— BEGIN —

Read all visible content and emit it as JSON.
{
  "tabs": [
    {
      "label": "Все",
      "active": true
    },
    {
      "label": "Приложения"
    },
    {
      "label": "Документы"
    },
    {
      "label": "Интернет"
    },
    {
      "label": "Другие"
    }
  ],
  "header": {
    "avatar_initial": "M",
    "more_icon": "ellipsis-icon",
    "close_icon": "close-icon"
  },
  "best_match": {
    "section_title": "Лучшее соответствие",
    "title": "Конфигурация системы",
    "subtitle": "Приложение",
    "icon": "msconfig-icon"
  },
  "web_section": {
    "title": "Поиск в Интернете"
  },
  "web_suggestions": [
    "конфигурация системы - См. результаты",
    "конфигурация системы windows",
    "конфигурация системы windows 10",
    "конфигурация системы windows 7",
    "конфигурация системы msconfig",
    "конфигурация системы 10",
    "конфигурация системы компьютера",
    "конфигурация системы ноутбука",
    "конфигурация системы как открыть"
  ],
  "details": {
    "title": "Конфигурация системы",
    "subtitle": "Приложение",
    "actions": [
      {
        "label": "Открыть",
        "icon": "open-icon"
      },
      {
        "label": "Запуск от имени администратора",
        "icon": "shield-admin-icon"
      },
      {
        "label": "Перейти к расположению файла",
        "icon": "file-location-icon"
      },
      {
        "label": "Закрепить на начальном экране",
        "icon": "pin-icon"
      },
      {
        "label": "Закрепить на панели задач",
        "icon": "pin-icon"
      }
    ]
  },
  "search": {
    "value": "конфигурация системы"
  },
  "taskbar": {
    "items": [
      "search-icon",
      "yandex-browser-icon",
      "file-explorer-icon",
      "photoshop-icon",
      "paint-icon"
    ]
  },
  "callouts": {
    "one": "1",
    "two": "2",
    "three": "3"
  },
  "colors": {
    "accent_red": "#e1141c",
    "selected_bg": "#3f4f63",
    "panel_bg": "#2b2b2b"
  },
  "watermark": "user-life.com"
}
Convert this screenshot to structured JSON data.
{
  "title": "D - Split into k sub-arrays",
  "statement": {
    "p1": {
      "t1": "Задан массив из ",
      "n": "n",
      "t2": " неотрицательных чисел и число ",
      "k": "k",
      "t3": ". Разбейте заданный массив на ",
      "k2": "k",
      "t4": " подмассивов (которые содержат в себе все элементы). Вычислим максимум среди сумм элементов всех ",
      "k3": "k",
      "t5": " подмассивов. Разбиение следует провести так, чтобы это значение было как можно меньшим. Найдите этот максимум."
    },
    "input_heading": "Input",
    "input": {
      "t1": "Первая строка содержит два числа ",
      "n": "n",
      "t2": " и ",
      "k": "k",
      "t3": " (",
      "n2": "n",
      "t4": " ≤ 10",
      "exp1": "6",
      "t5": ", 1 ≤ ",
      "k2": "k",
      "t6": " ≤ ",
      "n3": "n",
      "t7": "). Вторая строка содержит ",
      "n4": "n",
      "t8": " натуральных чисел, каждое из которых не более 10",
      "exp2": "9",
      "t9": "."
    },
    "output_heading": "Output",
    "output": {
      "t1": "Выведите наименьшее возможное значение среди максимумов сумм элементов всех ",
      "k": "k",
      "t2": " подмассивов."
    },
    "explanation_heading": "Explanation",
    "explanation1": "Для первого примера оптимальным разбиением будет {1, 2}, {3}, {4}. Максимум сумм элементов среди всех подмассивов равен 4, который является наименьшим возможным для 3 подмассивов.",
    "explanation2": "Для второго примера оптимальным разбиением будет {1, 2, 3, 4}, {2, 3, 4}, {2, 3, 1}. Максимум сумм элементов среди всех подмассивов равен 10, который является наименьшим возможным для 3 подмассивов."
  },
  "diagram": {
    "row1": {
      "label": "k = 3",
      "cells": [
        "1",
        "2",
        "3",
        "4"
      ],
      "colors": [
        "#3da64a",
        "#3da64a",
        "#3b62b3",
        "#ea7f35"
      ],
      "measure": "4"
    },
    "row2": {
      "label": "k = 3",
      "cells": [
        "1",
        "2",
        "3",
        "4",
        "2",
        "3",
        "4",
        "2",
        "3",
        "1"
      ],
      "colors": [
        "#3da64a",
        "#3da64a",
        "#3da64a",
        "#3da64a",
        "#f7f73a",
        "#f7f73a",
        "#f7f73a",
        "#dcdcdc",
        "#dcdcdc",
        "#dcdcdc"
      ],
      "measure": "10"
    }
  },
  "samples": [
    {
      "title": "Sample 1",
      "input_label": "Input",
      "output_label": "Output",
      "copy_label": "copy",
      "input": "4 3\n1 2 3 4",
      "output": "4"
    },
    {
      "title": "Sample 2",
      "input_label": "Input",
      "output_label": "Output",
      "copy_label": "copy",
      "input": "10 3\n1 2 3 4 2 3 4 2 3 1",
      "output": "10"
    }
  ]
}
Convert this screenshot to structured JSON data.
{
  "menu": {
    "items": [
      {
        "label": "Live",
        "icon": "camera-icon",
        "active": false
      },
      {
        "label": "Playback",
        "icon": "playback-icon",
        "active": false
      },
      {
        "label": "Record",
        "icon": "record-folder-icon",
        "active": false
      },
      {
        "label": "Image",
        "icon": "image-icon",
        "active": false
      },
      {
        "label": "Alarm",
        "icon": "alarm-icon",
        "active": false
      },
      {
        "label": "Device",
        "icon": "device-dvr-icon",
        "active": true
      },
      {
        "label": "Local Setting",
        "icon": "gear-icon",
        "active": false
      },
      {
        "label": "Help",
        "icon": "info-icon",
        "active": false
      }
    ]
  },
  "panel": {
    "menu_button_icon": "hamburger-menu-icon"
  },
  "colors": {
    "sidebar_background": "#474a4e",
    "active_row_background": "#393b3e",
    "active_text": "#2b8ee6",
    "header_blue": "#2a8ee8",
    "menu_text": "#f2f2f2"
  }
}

— END —

Say how many lines of the data include the word "равен". Respond with the number alone.

2